Objective:
Reproduce all the entries precisely.

Stored entries
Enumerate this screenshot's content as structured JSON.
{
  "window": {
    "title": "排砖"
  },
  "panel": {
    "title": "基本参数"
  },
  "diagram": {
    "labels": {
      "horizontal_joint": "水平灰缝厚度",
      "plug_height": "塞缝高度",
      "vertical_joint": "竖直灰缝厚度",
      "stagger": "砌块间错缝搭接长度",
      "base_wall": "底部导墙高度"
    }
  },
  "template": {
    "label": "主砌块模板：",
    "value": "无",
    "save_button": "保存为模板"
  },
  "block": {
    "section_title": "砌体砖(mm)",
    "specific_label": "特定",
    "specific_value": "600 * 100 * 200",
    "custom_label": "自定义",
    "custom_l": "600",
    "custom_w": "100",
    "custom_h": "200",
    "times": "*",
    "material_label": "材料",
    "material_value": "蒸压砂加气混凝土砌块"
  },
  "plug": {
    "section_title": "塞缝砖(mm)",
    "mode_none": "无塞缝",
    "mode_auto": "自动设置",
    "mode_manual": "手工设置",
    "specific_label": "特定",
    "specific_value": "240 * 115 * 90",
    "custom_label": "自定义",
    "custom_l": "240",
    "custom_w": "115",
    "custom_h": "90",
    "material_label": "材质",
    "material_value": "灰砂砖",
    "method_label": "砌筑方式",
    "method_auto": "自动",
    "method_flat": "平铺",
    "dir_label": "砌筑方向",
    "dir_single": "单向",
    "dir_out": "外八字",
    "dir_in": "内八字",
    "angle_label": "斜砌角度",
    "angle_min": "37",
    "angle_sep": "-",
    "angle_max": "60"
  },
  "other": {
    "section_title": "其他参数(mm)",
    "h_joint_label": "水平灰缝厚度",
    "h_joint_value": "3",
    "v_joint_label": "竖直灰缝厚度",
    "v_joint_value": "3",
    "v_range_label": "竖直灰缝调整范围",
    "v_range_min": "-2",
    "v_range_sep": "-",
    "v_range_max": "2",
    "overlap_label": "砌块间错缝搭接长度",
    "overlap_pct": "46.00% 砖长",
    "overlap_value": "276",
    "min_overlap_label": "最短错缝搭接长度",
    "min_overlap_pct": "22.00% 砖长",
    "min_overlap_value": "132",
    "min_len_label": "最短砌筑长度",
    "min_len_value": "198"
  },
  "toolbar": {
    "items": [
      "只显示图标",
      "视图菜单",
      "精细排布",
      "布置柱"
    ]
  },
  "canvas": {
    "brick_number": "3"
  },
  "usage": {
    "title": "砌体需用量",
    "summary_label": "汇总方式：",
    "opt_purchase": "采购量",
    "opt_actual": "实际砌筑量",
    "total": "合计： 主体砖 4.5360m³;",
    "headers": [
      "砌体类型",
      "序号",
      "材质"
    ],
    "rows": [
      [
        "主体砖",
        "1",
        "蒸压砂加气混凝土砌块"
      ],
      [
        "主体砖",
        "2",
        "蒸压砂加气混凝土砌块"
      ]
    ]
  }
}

Answer below:
Enumerate this screenshot's content as structured JSON.
{
  "window": {
    "title": "排砖"
  },
  "panel": {
    "title": "基本参数"
  },
  "diagram": {
    "labels": {
      "horizontal_joint": "水平灰缝厚度",
      "plug_height": "塞缝高度",
      "vertical_joint": "竖直灰缝厚度",
      "stagger": "砌块间错缝搭接长度",
      "base_wall": "底部导墙高度"
    }
  },
  "template": {
    "label": "主砌块模板：",
    "value": "无",
    "save_button": "保存为模板"
  },
  "block": {
    "section_title": "砌体砖(mm)",
    "specific_label": "特定",
    "specific_value": "600 * 100 * 200",
    "custom_label": "自定义",
    "custom_l": "600",
    "custom_w": "100",
    "custom_h": "200",
    "times": "*",
    "material_label": "材料",
    "material_value": "蒸压砂加气混凝土砌块"
  },
  "plug": {
    "section_title": "塞缝砖(mm)",
    "mode_none": "无塞缝",
    "mode_auto": "自动设置",
    "mode_manual": "手工设置",
    "specific_label": "特定",
    "specific_value": "240 * 115 * 90",
    "custom_label": "自定义",
    "custom_l": "240",
    "custom_w": "115",
    "custom_h": "90",
    "material_label": "材质",
    "material_value": "灰砂砖",
    "method_label": "砌筑方式",
    "method_auto": "自动",
    "method_flat": "平铺",
    "dir_label": "砌筑方向",
    "dir_single": "单向",
    "dir_out": "外八字",
    "dir_in": "内八字",
    "angle_label": "斜砌角度",
    "angle_min": "37",
    "angle_sep": "-",
    "angle_max": "60"
  },
  "other": {
    "section_title": "其他参数(mm)",
    "h_joint_label": "水平灰缝厚度",
    "h_joint_value": "3",
    "v_joint_label": "竖直灰缝厚度",
    "v_joint_value": "3",
    "v_range_label": "竖直灰缝调整范围",
    "v_range_min": "-2",
    "v_range_sep": "-",
    "v_range_max": "2",
    "overlap_label": "砌块间错缝搭接长度",
    "overlap_pct": "46.00% 砖长",
    "overlap_value": "276",
    "min_overlap_label": "最短错缝搭接长度",
    "min_overlap_pct": "22.00% 砖长",
    "min_overlap_value": "132",
    "min_len_label": "最短砌筑长度",
    "min_len_value": "198"
  },
  "toolbar": {
    "items": [
      "只显示图标",
      "视图菜单",
      "精细排布",
      "布置柱"
    ]
  },
  "canvas": {
    "brick_number": "3"
  },
  "usage": {
    "title": "砌体需用量",
    "summary_label": "汇总方式：",
    "opt_purchase": "采购量",
    "opt_actual": "实际砌筑量",
    "total": "合计： 主体砖 4.5360m³;",
    "headers": [
      "砌体类型",
      "序号",
      "材质"
    ],
    "rows": [
      [
        "主体砖",
        "1",
        "蒸压砂加气混凝土砌块"
      ],
      [
        "主体砖",
        "2",
        "蒸压砂加气混凝土砌块"
      ]
    ]
  }
}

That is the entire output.